[Dataset entries]
────────────────

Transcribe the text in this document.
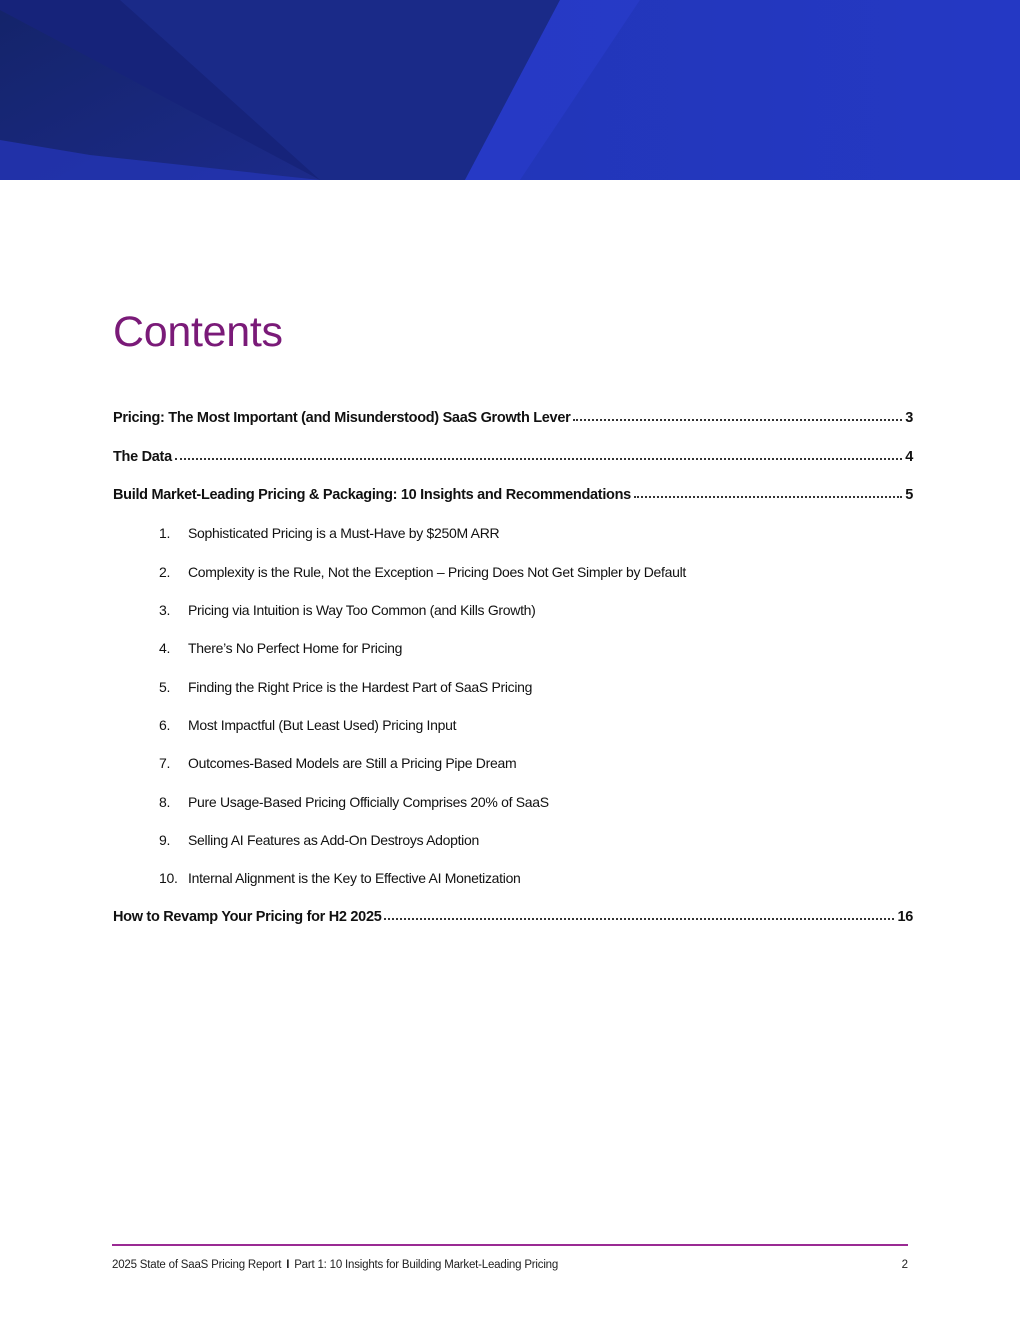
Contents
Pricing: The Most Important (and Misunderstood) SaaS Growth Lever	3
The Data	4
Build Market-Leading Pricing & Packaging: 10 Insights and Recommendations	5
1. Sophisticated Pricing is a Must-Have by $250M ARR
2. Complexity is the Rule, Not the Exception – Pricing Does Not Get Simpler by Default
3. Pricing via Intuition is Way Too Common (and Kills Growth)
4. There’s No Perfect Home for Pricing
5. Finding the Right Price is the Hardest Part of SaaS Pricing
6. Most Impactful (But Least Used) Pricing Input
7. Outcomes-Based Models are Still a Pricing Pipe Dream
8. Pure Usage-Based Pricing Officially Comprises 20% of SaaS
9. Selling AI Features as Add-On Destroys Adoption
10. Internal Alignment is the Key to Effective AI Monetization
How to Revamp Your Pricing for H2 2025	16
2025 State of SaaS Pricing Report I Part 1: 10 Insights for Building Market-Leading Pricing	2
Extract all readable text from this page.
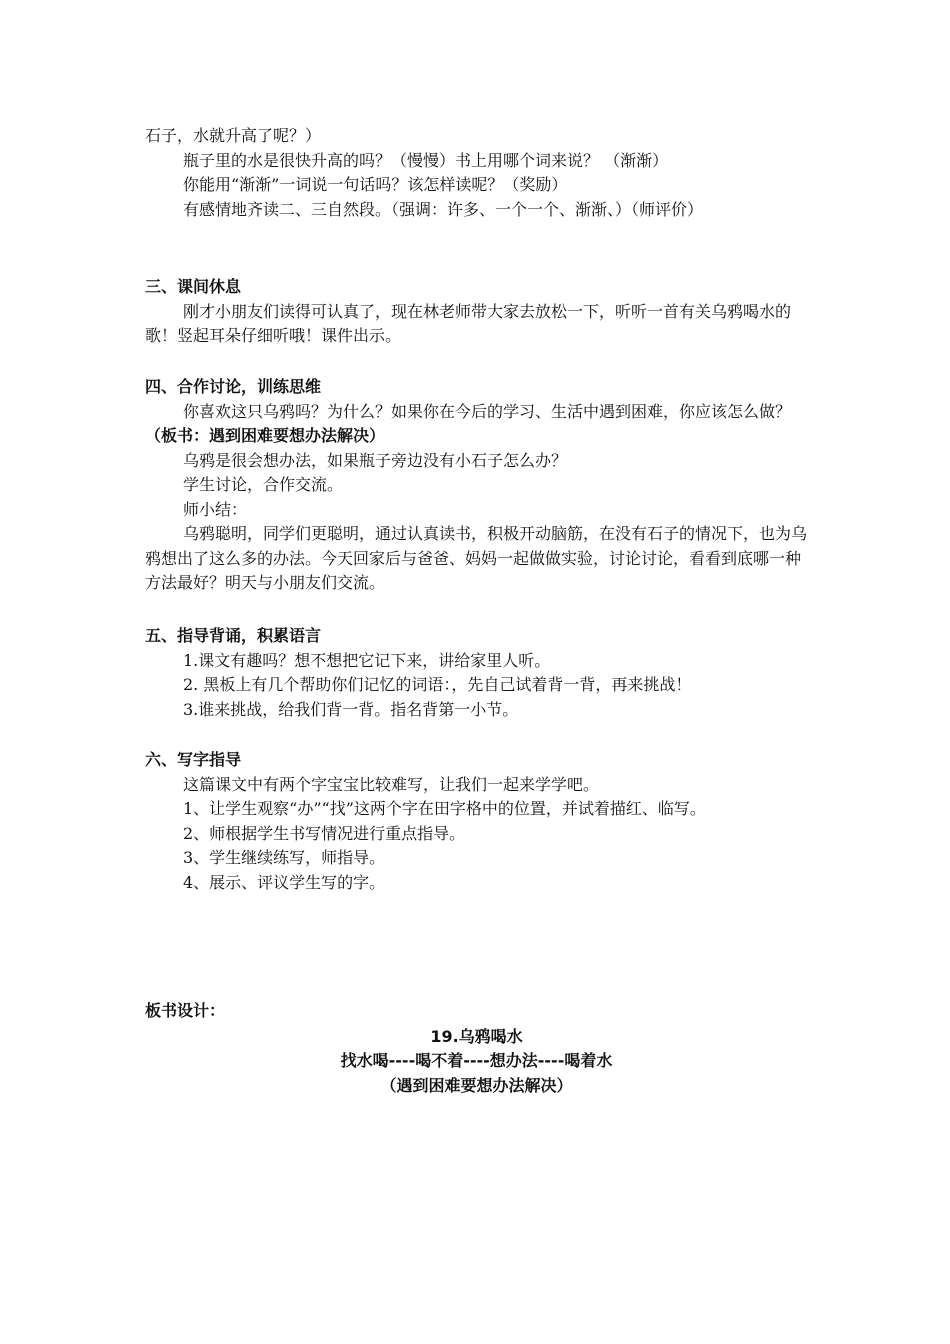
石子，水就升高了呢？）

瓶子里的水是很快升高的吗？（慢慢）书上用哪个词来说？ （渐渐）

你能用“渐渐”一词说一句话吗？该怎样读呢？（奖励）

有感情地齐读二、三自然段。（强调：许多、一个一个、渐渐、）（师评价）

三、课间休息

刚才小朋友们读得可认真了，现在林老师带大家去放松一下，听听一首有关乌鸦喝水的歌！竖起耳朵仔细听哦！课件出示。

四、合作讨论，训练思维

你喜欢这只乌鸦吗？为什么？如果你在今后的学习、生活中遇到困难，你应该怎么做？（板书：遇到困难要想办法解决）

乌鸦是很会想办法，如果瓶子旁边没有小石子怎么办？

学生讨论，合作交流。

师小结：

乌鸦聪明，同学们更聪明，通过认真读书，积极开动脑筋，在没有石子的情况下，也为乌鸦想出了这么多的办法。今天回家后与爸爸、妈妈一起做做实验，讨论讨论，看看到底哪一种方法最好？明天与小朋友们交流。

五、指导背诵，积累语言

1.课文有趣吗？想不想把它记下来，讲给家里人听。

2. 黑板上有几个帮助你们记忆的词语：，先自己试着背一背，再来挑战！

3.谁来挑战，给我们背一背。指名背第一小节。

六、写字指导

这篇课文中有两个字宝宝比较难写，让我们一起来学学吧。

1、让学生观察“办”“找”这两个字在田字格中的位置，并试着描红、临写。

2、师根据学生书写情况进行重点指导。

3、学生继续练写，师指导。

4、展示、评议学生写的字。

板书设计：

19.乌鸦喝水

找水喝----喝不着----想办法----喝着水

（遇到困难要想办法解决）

────────────────

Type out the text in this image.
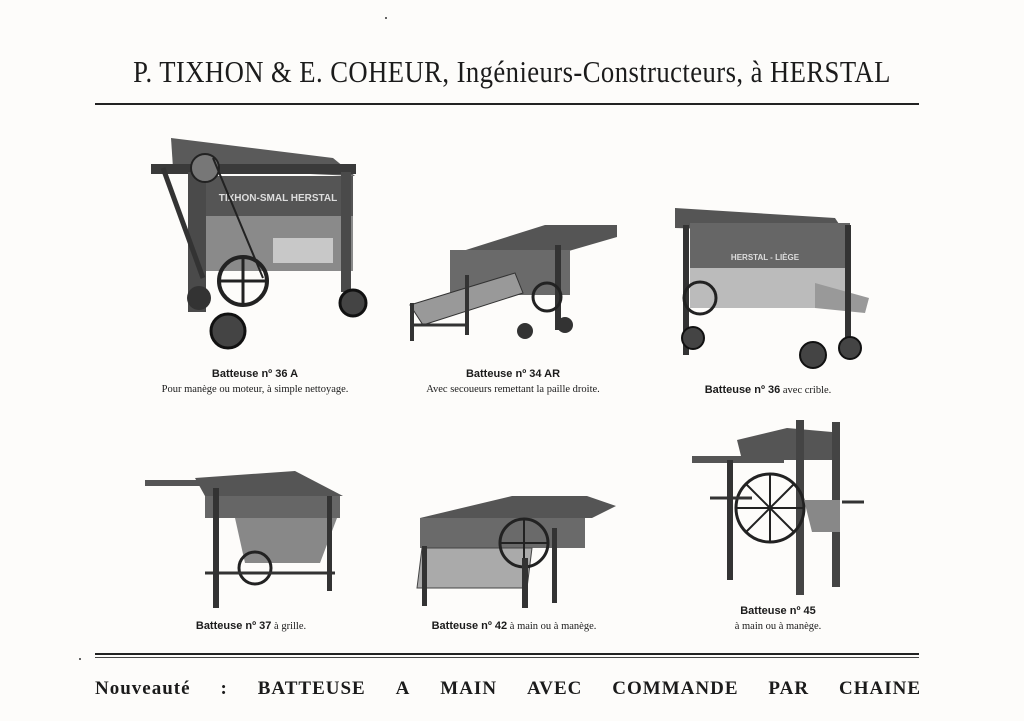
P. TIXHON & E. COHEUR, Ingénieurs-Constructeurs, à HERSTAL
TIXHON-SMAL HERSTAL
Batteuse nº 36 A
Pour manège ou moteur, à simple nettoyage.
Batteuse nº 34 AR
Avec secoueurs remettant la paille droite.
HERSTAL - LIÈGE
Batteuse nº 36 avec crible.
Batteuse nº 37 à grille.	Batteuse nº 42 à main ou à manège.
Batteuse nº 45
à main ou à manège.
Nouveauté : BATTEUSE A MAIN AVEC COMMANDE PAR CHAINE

────────────────

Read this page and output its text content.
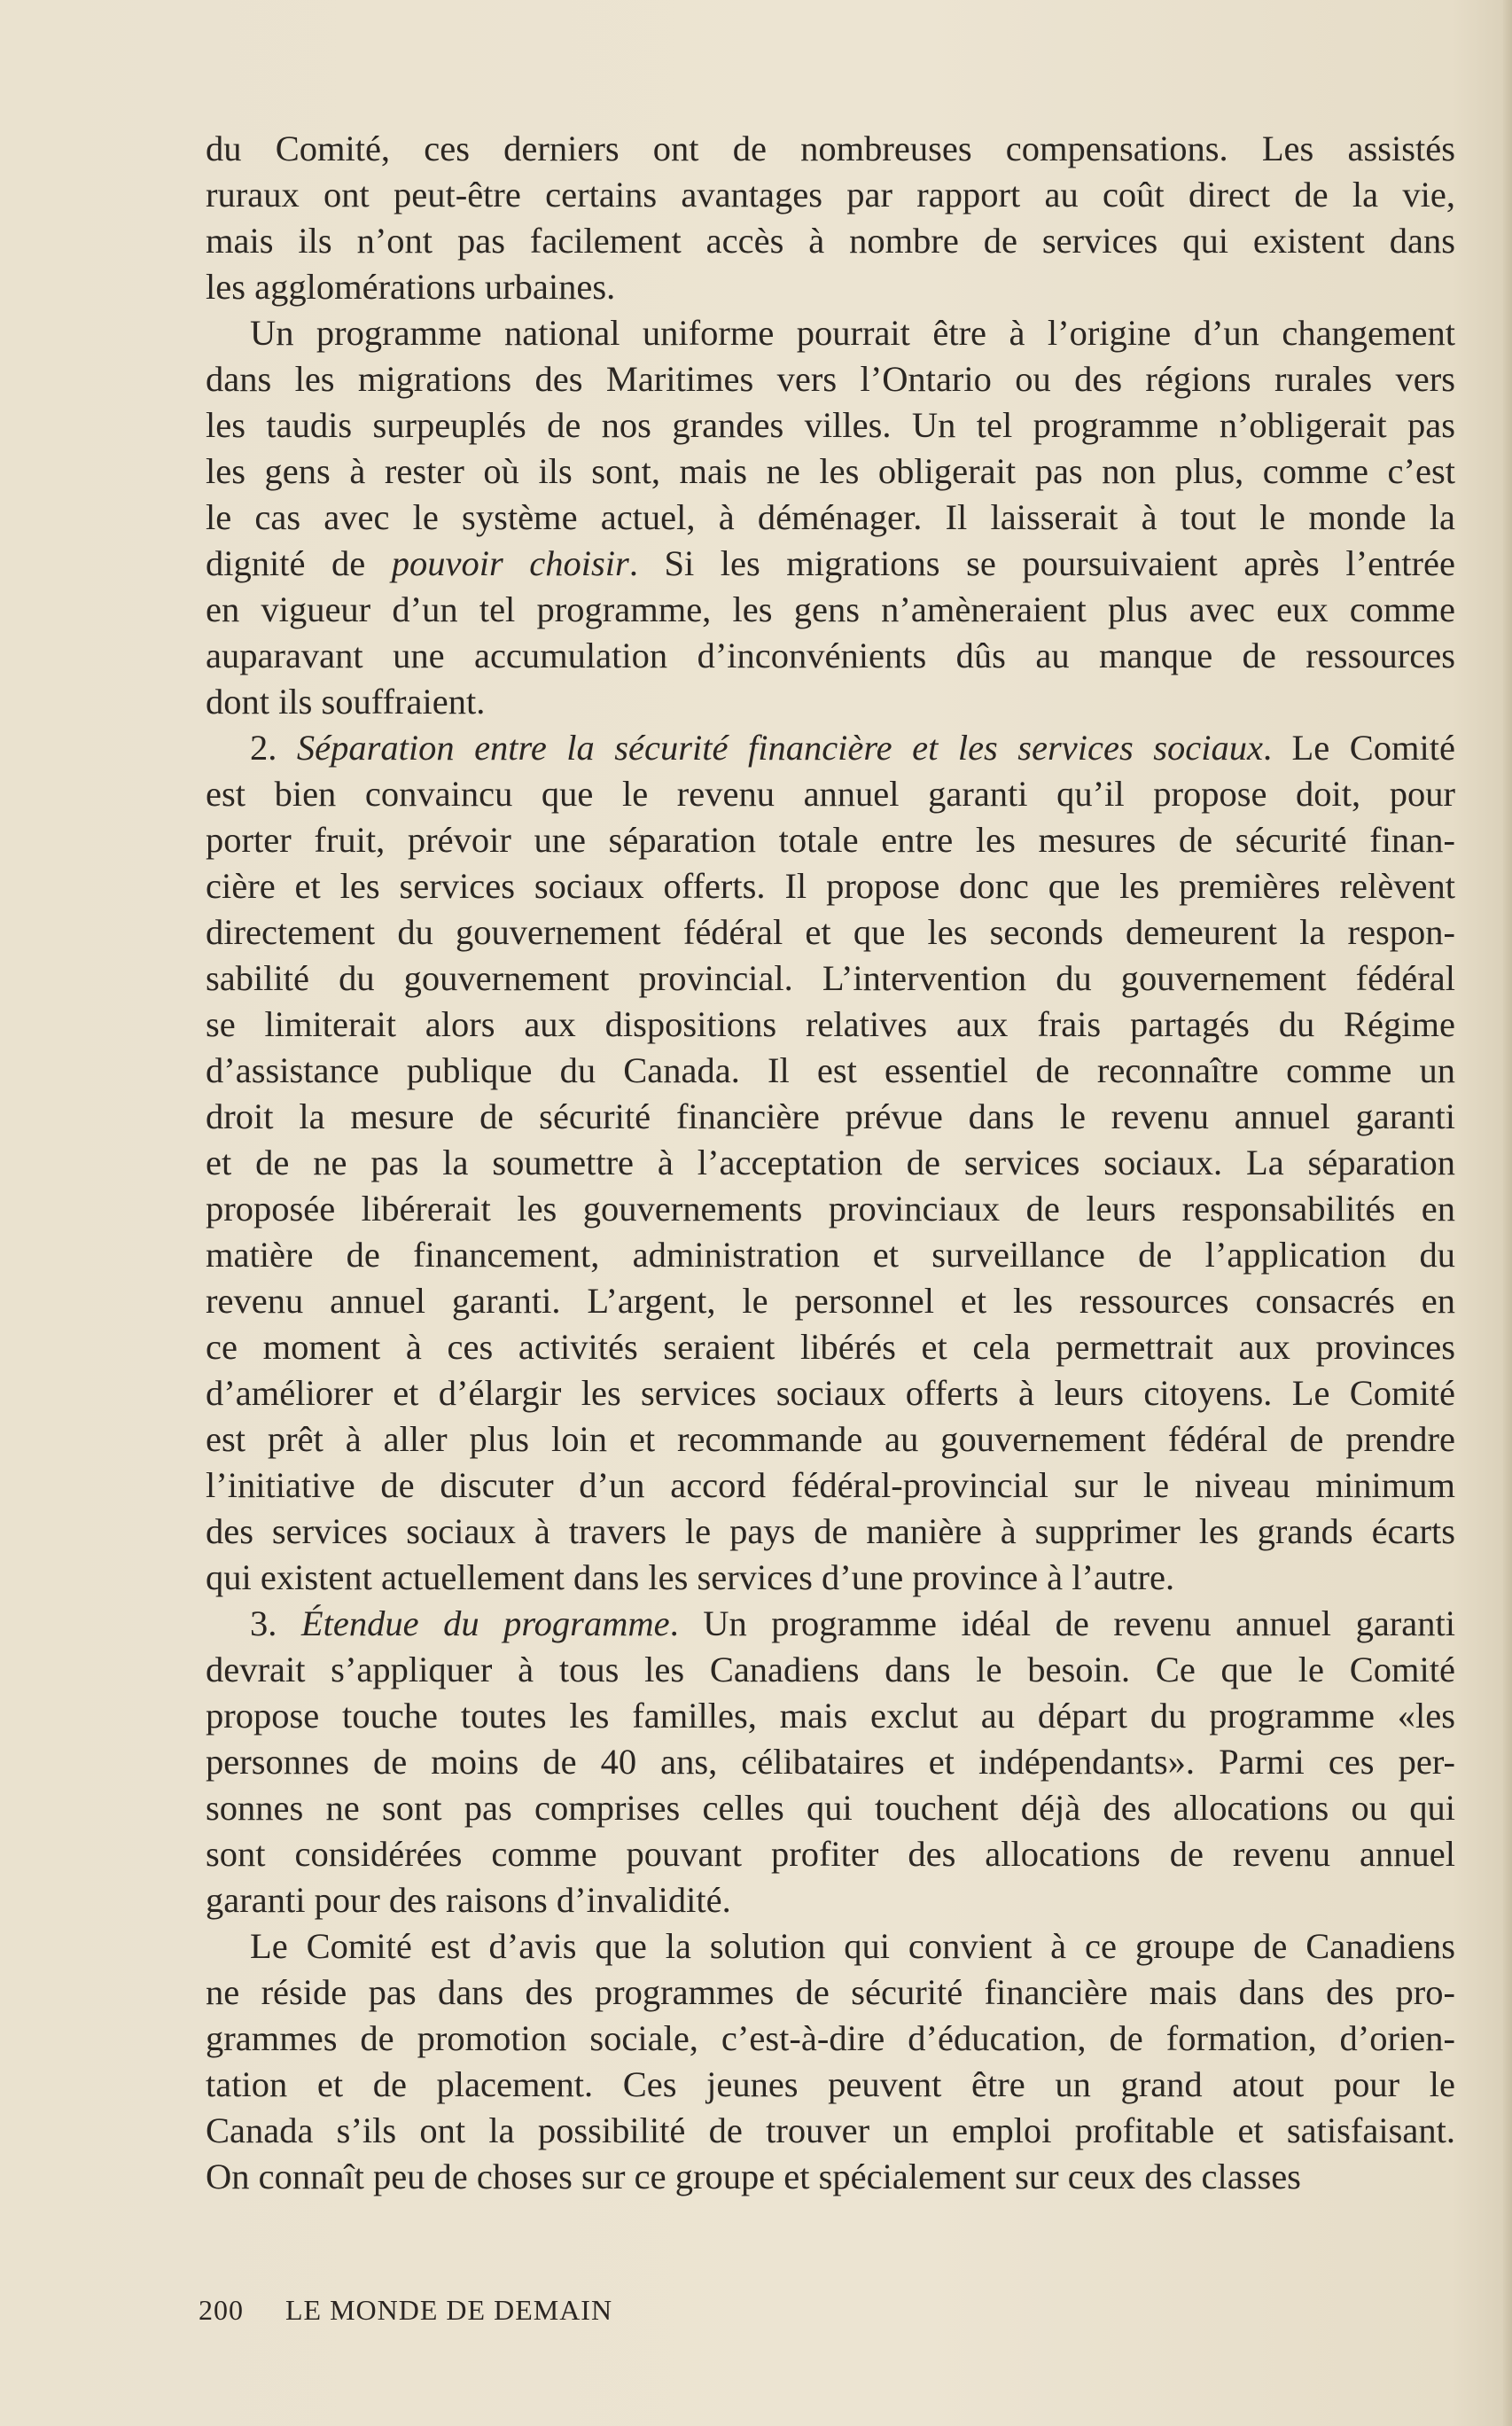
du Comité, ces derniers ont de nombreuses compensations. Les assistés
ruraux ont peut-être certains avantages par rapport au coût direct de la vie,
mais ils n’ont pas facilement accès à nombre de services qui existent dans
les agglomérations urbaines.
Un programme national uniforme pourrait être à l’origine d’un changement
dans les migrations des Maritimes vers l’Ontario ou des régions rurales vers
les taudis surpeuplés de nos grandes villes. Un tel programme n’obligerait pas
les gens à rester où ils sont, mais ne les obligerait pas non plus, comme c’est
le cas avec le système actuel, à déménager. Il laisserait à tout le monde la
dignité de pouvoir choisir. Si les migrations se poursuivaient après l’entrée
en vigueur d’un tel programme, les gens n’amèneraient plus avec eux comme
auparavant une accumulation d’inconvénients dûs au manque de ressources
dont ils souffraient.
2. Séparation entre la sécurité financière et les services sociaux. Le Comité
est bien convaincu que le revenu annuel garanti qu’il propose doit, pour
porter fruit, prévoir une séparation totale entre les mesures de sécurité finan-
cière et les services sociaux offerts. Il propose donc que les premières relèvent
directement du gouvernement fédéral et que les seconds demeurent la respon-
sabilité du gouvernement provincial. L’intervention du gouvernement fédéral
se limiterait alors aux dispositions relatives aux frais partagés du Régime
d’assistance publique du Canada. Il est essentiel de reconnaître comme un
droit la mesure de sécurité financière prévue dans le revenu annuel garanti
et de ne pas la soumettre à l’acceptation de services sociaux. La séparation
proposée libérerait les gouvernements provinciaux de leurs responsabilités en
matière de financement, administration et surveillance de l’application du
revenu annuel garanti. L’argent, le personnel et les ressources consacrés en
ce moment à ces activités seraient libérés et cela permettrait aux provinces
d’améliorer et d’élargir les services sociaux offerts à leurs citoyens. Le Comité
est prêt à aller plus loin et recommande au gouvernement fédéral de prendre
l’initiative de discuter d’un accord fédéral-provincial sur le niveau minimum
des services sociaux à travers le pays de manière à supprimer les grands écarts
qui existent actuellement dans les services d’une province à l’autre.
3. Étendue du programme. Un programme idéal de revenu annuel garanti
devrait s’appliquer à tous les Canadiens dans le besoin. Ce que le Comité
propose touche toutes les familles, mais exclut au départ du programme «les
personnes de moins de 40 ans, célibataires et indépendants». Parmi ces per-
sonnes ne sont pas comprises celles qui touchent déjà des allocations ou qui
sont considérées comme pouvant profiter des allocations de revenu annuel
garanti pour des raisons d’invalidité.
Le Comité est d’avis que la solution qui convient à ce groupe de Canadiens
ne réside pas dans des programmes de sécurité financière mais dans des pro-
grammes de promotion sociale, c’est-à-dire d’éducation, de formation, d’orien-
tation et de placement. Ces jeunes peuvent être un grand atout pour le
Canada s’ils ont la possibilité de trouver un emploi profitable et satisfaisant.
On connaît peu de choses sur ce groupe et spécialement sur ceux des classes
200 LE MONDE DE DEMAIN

────────────────

[WHAT TO DO] Give only the number of lines in the entries above that contain the string "HERSTAL".

[TASK OUTPUT] 3